#### STORED DATA ####

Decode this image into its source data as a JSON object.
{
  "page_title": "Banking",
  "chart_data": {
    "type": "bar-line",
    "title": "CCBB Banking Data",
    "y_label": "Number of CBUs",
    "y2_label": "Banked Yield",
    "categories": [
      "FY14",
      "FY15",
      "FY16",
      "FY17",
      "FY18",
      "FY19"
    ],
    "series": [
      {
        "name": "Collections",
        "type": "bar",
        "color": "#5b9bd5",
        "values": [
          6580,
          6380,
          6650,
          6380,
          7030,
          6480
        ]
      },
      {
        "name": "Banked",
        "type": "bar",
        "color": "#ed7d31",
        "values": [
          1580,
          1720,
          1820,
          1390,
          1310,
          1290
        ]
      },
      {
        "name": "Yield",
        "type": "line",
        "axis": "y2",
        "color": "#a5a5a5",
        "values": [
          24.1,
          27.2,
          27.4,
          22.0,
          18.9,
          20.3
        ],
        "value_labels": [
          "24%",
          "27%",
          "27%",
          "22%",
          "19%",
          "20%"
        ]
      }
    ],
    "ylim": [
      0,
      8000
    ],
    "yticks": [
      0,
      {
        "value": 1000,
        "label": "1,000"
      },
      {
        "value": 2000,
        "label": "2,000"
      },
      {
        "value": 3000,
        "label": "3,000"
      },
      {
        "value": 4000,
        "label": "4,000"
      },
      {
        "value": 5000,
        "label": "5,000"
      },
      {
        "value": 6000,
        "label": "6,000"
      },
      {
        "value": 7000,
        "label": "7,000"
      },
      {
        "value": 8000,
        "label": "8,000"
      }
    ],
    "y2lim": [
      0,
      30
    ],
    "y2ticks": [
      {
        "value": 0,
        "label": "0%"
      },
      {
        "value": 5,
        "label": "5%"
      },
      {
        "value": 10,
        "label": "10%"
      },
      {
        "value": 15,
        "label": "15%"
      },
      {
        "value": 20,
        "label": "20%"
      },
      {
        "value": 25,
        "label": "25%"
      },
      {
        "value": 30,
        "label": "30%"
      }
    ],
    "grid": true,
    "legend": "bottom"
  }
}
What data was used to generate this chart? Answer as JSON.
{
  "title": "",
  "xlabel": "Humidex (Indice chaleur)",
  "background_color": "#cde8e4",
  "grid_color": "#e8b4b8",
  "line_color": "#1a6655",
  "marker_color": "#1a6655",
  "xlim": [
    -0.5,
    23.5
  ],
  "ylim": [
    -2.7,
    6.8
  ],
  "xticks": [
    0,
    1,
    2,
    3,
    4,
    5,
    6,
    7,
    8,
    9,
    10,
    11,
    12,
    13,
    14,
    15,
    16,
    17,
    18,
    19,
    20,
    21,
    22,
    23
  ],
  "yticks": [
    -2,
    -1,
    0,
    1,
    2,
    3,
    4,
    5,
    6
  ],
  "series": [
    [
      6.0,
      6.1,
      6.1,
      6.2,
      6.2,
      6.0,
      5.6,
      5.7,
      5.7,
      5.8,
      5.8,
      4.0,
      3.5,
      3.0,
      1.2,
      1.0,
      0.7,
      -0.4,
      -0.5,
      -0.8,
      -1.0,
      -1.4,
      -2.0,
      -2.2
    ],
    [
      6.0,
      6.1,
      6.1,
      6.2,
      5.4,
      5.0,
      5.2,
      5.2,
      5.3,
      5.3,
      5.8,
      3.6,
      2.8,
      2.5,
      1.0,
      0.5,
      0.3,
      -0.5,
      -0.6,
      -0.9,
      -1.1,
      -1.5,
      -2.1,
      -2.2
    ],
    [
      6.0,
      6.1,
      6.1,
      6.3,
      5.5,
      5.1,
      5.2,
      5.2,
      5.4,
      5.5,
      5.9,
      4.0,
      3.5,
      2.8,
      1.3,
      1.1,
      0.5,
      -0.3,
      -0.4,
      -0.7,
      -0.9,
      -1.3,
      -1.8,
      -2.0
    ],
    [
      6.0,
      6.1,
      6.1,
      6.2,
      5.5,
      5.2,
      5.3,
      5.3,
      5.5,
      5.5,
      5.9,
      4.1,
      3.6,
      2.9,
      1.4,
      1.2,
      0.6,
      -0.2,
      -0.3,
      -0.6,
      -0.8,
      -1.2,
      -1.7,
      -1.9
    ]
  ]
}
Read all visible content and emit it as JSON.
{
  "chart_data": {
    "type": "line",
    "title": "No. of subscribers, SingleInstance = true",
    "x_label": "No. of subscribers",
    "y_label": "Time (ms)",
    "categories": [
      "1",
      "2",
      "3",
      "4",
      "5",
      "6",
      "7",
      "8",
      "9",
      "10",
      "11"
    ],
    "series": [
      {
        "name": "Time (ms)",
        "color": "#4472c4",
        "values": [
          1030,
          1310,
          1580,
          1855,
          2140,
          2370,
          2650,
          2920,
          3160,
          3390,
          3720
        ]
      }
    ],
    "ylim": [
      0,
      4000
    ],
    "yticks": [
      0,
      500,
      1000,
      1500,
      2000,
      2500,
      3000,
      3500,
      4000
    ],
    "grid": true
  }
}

####

→ WHAT THE EXERCISE ASKS:
Each line that has the word "this" should be copied.

→ RESPONSE:
Decode this image into its source data as a JSON object.
What data was used to generate this chart? Answer as JSON.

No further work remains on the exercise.